Copy out every line containing the word "บวรพ".

=== Entries supplied ===

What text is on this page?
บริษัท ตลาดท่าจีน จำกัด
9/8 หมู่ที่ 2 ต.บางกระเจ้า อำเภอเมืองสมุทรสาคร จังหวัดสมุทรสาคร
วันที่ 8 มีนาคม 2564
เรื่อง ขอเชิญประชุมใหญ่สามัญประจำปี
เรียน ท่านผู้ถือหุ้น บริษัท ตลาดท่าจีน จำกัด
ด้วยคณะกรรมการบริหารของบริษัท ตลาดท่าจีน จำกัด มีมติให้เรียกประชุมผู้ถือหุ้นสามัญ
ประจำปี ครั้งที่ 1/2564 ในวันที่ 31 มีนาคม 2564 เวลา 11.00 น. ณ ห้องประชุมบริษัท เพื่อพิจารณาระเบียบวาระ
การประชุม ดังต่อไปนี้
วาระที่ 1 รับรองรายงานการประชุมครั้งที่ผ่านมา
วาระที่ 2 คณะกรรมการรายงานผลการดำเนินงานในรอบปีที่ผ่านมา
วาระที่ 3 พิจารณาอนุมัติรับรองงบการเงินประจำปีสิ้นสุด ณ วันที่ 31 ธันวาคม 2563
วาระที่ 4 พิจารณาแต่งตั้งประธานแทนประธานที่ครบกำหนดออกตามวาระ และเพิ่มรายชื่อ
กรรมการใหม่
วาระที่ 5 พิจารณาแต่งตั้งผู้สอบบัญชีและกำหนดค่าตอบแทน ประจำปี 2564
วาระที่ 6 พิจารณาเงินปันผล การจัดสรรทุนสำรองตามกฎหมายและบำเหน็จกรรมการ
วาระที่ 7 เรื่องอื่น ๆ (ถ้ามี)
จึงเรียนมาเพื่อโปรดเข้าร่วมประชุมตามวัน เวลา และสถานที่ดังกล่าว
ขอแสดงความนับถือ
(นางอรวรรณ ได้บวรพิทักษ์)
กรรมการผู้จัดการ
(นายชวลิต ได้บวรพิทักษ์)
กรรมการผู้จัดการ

===
=== Entries supplied ===

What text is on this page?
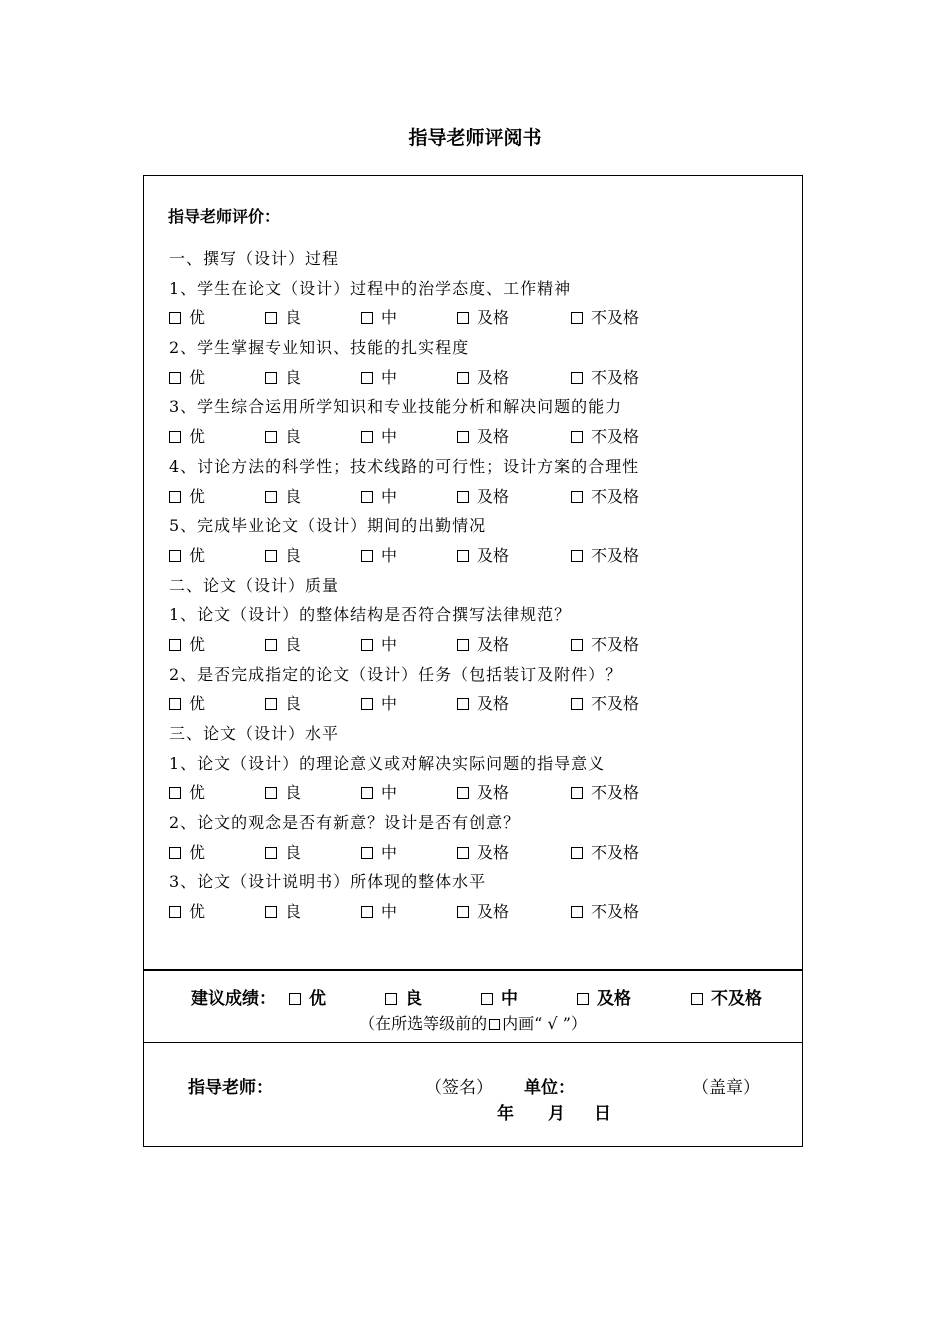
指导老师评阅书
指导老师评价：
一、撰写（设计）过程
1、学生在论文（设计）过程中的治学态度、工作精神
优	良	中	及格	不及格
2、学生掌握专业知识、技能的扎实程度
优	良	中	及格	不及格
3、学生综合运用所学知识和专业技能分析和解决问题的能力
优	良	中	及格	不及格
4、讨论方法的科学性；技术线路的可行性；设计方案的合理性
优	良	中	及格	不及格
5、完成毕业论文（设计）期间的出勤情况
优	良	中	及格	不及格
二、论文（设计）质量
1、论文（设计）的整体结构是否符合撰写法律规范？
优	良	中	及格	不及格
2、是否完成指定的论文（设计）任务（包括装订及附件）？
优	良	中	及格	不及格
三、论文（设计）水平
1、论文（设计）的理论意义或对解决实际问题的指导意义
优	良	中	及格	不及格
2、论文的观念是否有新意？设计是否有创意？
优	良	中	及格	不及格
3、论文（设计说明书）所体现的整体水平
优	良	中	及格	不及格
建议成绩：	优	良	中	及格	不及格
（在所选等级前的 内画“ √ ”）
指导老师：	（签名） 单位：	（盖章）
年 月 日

===
=== Entries supplied ===

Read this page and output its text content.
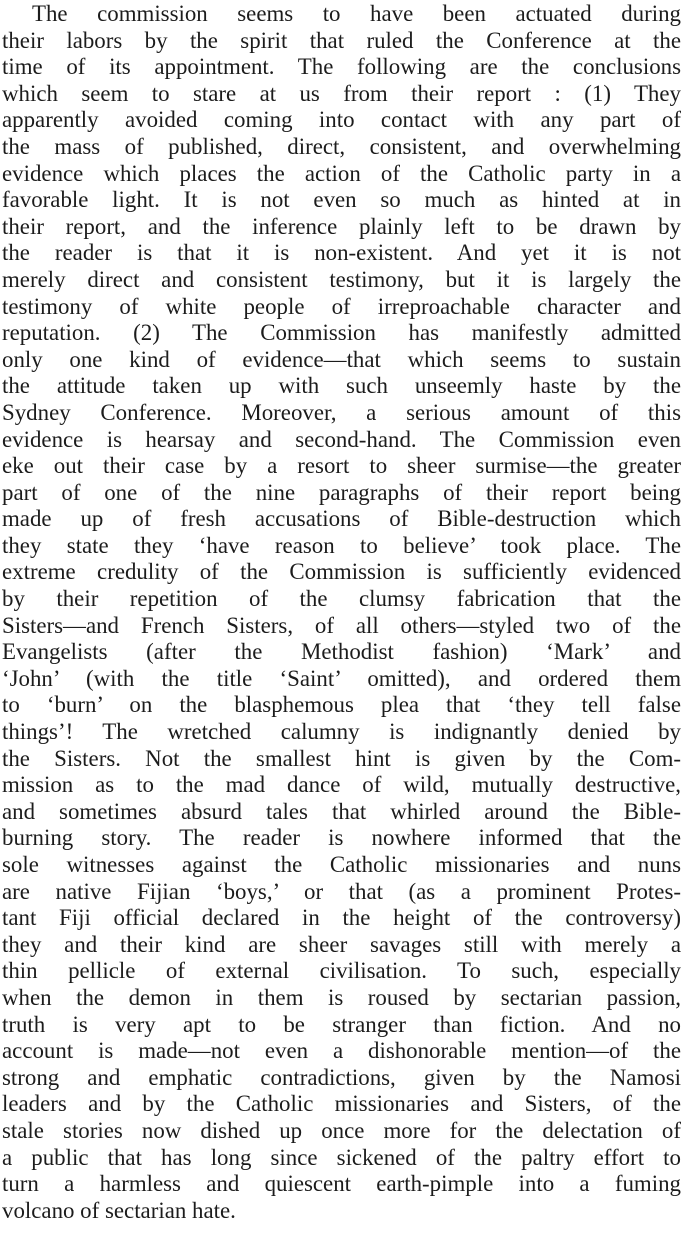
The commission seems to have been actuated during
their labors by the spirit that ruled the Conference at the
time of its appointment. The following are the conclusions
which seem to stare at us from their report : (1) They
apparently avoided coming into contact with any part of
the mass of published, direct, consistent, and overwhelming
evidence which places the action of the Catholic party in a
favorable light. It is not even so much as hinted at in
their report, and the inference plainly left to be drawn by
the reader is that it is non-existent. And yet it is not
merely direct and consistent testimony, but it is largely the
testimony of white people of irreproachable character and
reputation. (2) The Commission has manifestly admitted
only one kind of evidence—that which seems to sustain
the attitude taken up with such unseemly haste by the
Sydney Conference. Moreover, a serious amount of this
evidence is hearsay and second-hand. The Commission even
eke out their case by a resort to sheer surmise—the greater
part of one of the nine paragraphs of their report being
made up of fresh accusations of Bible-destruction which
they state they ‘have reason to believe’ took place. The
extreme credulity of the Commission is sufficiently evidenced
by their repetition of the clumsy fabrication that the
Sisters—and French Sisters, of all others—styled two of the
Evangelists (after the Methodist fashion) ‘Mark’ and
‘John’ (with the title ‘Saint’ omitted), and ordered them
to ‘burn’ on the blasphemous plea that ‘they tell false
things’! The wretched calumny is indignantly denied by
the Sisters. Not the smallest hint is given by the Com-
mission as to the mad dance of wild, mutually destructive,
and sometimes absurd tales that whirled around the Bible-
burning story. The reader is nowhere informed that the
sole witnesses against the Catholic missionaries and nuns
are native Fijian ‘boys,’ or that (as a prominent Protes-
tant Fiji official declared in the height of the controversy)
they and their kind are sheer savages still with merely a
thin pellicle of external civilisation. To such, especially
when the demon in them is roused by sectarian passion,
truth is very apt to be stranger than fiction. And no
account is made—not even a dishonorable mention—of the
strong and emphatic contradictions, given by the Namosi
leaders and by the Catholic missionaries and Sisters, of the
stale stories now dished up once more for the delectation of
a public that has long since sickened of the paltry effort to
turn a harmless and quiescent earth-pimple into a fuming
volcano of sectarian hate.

===

* Task result
(นางอรวรรณ ได้บวรพิทักษ์)
(นายชวลิต ได้บวรพิทักษ์)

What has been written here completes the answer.